> _Problem to work on_
Where does the string "pTis" appear in the listing below? Copy every line where it does.

> _Source material_
+ + + + + + +

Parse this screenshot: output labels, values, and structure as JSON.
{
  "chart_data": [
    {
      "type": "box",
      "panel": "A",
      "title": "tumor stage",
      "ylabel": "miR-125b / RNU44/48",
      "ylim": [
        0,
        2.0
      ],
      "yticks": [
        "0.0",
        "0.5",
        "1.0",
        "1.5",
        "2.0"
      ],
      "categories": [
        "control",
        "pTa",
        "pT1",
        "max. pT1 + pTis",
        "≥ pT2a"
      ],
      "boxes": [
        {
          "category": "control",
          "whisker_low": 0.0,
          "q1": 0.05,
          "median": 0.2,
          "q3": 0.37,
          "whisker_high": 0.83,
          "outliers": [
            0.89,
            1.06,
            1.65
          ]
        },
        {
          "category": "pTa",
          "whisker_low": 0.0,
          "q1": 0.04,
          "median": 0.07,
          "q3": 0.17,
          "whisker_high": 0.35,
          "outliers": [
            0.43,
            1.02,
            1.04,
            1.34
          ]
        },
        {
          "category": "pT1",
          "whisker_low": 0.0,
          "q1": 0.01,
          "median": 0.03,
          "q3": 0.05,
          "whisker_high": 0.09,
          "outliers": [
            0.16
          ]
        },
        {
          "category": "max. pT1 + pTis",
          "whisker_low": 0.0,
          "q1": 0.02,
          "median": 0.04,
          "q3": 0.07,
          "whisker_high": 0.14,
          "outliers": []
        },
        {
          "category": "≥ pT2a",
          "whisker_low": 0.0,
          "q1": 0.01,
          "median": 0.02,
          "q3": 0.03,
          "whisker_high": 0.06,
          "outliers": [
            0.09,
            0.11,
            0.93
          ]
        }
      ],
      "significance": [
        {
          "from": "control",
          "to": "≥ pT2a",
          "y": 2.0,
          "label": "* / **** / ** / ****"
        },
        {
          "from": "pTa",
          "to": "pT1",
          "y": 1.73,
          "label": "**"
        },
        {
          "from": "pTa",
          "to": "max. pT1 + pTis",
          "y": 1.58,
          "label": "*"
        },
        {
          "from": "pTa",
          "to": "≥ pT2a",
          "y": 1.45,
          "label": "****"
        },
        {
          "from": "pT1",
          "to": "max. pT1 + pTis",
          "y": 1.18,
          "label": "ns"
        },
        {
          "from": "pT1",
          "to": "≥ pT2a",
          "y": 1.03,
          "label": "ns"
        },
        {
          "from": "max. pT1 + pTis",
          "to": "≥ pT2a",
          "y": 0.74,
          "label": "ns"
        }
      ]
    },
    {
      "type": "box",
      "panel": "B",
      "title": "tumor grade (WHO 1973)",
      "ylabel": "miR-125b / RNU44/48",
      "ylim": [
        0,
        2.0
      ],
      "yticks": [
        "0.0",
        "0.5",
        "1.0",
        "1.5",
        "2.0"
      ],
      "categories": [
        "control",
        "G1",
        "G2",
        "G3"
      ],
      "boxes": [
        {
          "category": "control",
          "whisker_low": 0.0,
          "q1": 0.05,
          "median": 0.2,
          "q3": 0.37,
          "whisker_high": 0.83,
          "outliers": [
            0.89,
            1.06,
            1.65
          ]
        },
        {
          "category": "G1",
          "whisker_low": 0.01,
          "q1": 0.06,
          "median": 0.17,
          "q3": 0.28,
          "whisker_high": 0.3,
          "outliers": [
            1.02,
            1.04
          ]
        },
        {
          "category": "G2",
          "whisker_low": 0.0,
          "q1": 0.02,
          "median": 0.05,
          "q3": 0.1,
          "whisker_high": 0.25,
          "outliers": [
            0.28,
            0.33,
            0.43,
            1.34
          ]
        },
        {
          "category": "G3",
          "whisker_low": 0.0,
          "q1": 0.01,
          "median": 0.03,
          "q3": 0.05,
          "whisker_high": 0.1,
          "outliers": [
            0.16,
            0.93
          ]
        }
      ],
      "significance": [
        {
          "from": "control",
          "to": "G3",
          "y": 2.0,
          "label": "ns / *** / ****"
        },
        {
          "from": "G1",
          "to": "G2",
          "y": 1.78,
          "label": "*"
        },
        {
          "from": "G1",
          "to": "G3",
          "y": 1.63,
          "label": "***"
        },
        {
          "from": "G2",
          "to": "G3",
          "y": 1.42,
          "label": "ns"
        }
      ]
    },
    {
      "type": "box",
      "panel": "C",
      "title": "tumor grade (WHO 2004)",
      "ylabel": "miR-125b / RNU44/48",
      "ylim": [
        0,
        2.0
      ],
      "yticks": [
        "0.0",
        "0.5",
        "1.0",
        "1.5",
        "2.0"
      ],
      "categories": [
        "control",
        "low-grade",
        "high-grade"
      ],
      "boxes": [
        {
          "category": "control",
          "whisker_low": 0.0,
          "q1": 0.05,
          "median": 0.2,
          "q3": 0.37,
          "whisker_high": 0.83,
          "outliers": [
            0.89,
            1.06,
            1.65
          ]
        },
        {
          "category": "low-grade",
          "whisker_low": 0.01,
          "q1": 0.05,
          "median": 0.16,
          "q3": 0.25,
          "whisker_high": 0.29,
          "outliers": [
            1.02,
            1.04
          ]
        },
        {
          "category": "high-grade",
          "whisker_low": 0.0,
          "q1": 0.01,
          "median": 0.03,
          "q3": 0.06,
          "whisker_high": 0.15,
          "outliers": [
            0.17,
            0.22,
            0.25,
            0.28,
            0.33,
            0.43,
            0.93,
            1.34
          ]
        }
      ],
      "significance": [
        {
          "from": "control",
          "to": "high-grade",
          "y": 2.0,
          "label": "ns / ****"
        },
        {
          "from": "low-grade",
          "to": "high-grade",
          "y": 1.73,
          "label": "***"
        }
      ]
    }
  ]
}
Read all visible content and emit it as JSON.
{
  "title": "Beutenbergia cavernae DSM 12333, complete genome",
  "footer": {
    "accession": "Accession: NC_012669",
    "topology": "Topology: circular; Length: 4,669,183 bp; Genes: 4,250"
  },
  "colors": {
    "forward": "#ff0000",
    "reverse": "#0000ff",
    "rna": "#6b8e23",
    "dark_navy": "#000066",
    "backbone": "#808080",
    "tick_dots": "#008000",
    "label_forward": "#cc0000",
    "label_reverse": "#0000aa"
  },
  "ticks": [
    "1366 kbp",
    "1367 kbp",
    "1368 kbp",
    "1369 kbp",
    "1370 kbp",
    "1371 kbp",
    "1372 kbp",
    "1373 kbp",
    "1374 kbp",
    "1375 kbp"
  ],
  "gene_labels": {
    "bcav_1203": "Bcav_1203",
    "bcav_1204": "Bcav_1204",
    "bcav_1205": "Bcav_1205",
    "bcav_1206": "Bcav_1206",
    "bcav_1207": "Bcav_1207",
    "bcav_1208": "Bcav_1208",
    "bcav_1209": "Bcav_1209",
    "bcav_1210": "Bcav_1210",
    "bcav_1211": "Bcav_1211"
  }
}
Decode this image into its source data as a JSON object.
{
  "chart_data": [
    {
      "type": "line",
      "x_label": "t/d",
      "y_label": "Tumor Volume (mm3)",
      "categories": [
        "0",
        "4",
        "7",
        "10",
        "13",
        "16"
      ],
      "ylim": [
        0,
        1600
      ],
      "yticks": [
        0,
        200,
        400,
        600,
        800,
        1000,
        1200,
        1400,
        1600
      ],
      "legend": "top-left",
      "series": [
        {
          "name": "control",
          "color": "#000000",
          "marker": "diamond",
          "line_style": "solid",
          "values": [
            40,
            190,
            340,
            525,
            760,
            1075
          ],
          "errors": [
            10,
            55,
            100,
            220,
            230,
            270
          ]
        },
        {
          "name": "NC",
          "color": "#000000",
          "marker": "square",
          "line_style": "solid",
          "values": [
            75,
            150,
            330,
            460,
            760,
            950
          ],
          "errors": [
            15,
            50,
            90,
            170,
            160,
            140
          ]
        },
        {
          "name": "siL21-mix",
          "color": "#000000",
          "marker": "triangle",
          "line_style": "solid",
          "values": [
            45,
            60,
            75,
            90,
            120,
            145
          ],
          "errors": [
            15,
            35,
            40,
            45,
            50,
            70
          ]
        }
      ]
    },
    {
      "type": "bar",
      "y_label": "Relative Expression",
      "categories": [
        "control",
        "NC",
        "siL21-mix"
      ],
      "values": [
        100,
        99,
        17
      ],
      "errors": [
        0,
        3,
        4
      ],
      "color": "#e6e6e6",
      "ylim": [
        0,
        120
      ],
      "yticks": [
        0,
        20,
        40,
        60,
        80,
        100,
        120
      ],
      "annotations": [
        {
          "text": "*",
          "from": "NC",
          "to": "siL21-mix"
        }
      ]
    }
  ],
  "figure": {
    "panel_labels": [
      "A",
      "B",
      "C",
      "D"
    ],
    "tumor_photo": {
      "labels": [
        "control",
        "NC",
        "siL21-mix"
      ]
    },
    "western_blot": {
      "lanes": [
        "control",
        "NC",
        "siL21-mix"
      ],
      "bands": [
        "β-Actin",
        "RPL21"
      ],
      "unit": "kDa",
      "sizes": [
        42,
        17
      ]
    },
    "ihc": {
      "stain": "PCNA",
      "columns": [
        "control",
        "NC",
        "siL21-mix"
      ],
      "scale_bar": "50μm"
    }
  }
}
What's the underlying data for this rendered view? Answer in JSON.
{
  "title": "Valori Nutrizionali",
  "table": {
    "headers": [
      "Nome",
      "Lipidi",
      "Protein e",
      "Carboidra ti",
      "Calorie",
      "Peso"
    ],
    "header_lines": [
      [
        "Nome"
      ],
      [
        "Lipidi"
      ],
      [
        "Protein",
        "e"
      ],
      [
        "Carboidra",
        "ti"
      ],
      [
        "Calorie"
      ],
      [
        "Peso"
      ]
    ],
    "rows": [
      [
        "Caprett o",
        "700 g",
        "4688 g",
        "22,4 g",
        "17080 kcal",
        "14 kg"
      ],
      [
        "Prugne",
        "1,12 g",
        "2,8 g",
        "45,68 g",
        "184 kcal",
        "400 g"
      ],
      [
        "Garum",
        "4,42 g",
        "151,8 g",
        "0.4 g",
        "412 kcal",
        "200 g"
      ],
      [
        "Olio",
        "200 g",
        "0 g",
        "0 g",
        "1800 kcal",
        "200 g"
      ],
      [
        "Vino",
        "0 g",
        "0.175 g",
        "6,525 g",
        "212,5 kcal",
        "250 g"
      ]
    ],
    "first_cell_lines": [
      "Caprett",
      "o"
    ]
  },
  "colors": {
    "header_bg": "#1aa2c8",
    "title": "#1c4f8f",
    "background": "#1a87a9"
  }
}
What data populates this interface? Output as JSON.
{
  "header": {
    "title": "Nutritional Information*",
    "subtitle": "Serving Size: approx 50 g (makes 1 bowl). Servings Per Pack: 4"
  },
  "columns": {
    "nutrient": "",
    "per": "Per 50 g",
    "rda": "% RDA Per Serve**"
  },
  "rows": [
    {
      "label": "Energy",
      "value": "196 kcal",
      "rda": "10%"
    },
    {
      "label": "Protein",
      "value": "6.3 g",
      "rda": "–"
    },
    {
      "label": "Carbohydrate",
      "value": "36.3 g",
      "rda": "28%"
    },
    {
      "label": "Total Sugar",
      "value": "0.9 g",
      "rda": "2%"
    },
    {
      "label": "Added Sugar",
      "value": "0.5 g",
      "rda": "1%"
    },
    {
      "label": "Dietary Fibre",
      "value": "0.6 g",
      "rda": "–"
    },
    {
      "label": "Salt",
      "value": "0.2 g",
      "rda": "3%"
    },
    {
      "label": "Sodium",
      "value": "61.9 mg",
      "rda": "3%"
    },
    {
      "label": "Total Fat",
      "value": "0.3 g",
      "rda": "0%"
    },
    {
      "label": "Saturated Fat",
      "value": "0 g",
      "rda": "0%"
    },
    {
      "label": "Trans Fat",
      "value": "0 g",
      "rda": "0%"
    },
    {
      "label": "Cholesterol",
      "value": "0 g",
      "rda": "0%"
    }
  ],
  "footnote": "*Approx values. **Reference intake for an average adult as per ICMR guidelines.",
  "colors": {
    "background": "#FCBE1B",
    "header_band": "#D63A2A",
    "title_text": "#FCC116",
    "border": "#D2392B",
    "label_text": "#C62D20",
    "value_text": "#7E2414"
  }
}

+ + + + + + +

> _Written response_
        "max. pT1 + pTis",
          "category": "max. pT1 + pTis",
          "to": "max. pT1 + pTis",
          "to": "max. pT1 + pTis",
          "from": "max. pT1 + pTis",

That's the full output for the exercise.